= RAW DATA =
—————
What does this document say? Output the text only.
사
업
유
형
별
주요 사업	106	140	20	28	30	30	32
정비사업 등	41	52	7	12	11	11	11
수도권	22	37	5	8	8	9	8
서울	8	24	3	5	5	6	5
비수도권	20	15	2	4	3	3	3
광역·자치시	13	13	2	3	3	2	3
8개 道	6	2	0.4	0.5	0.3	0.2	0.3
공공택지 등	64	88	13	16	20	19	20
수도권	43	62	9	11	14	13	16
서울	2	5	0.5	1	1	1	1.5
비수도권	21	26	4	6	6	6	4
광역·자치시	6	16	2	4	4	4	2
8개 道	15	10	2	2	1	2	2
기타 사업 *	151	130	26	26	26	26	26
—————
Produce a verbatim transcription of the entries above.

= EXPECTED ANSWER =
What does this document say? Output the text only.
사
업
유
형
별
주요 사업	106	140	20	28	30	30	32
정비사업 등	41	52	7	12	11	11	11
수도권	22	37	5	8	8	9	8
서울	8	24	3	5	5	6	5
비수도권	20	15	2	4	3	3	3
광역·자치시	13	13	2	3	3	2	3
8개 道	6	2	0.4	0.5	0.3	0.2	0.3
공공택지 등	64	88	13	16	20	19	20
수도권	43	62	9	11	14	13	16
서울	2	5	0.5	1	1	1	1.5
비수도권	21	26	4	6	6	6	4
광역·자치시	6	16	2	4	4	4	2
8개 道	15	10	2	2	1	2	2
기타 사업 *	151	130	26	26	26	26	26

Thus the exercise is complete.